_Given task_
Read the listing and extract each line that includes the word "this".

_Recorded data_
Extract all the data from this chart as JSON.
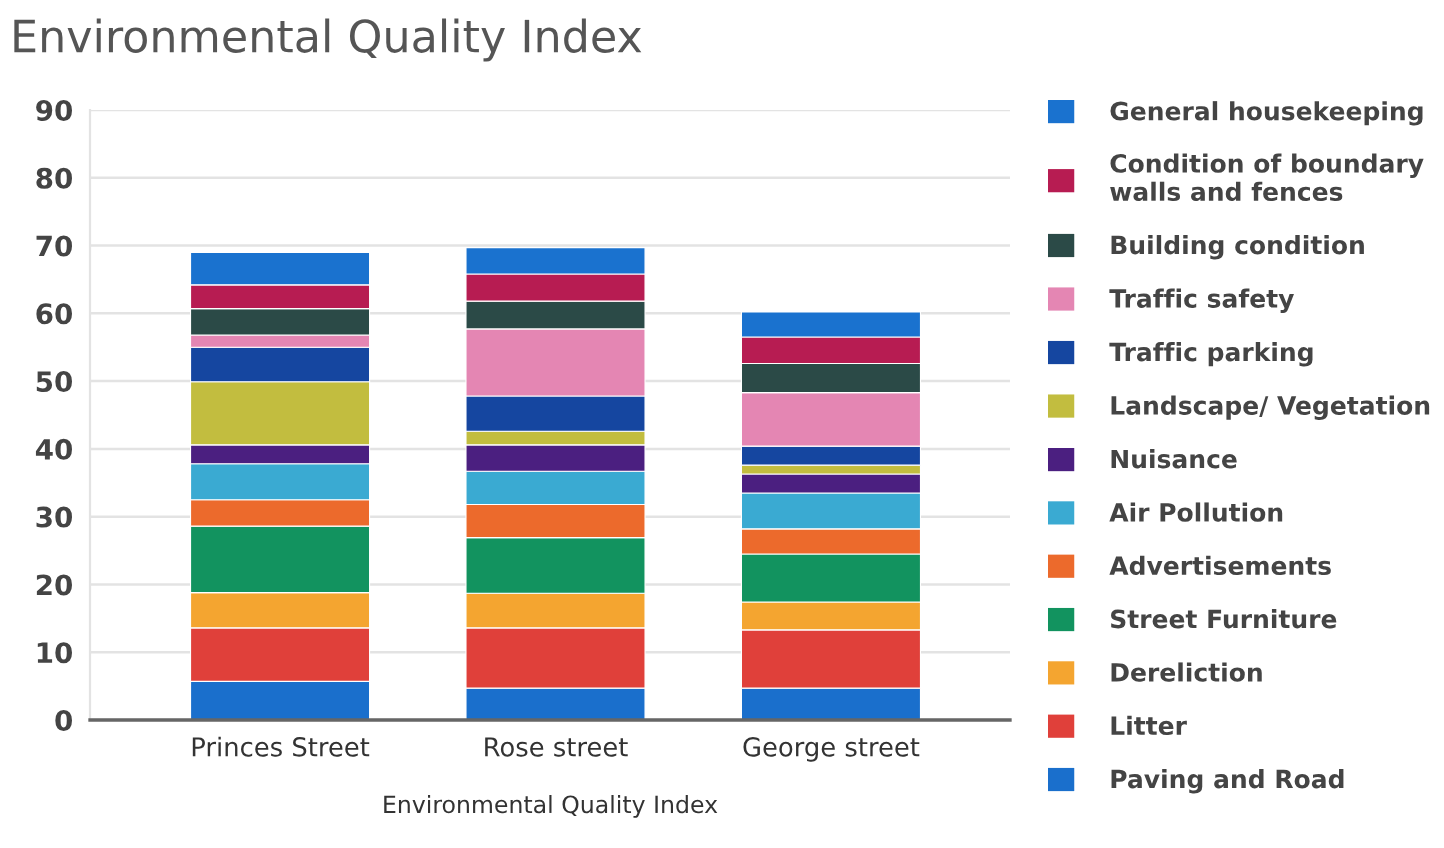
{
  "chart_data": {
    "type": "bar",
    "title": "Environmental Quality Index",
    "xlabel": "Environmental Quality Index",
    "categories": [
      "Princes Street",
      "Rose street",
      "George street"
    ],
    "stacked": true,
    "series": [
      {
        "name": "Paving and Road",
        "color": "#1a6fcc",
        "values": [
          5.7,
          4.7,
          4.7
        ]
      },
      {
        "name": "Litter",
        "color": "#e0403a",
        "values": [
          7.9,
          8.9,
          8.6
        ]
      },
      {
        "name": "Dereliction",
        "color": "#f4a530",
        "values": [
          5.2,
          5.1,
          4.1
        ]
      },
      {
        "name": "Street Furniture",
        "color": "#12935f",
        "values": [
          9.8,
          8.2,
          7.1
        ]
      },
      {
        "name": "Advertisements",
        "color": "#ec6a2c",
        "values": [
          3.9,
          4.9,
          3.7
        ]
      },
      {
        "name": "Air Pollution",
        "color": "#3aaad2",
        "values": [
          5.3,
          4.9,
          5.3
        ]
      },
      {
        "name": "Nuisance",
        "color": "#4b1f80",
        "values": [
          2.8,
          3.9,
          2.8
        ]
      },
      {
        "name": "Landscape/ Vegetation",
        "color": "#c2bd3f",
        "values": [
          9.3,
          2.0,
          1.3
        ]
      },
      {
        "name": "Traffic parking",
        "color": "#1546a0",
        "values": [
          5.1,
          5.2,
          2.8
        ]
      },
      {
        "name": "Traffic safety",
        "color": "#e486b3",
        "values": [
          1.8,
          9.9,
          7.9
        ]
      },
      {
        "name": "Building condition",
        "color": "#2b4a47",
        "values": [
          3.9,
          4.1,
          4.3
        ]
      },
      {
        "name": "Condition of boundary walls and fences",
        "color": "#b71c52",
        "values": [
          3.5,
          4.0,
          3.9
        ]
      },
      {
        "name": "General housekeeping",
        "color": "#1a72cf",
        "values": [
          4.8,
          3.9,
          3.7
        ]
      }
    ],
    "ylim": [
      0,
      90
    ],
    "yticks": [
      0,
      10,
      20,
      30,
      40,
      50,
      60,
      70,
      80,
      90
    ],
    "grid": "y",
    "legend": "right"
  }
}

---

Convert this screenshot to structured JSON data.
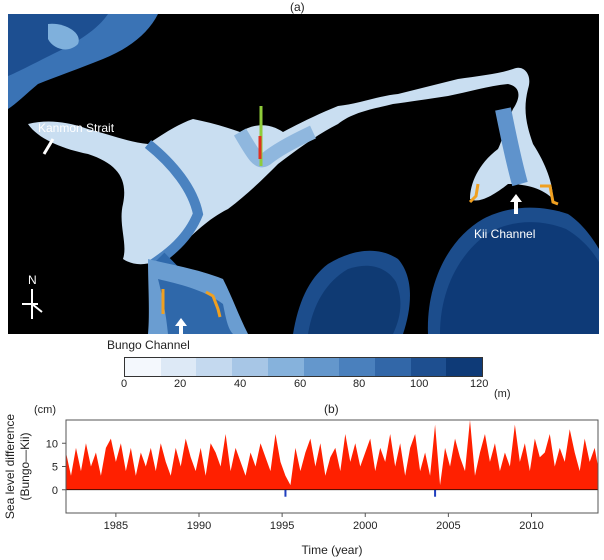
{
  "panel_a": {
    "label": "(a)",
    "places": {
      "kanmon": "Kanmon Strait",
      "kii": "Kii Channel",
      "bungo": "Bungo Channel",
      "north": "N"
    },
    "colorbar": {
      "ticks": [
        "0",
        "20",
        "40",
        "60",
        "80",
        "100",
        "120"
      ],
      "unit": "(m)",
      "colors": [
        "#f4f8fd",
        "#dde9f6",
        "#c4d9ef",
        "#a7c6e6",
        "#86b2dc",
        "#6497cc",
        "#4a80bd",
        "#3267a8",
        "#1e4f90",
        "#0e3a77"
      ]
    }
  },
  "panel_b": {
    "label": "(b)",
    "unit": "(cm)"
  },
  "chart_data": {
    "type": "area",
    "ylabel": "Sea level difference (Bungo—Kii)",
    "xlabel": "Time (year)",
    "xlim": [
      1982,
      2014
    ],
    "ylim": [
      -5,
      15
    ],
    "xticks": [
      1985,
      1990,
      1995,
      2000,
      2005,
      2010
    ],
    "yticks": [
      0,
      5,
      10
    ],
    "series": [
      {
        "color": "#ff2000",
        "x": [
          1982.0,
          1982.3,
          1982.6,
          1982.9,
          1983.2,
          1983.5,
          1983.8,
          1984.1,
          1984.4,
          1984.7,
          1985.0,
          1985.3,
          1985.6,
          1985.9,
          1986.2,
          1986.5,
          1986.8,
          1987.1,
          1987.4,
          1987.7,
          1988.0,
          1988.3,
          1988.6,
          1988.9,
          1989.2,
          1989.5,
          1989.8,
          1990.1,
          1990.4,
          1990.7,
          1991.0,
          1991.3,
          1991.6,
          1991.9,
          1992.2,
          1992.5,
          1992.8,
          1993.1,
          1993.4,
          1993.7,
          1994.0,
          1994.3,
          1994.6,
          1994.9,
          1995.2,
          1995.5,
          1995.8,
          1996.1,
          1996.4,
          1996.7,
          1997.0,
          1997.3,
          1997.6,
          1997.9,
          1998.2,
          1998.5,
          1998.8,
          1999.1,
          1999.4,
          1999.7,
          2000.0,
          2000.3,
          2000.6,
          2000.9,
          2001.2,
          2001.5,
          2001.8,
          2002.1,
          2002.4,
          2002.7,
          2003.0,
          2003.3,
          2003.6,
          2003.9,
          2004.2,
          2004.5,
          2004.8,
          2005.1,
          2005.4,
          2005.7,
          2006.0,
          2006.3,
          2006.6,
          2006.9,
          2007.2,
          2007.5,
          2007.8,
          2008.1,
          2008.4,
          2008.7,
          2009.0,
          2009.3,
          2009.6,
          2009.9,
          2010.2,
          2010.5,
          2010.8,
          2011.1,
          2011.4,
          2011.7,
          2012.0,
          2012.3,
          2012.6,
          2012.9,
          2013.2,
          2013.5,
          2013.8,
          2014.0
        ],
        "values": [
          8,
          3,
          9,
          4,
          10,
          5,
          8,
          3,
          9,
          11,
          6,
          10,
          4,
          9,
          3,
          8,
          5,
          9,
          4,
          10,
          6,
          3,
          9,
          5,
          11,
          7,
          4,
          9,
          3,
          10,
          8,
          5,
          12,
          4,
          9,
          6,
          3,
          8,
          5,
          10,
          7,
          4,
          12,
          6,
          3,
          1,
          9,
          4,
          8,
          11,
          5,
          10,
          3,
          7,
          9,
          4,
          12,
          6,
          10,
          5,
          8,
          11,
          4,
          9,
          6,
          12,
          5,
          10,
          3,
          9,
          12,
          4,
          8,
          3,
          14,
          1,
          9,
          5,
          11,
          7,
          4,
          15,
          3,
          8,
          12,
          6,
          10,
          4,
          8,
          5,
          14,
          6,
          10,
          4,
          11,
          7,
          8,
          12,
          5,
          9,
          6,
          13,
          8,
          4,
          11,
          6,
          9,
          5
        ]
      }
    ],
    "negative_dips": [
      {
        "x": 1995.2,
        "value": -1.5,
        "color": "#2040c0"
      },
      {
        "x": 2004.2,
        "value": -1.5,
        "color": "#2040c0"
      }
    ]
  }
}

_Written answer_
Extract all the data from this chart as JSON.
Convert this screenshot to structured JSON data.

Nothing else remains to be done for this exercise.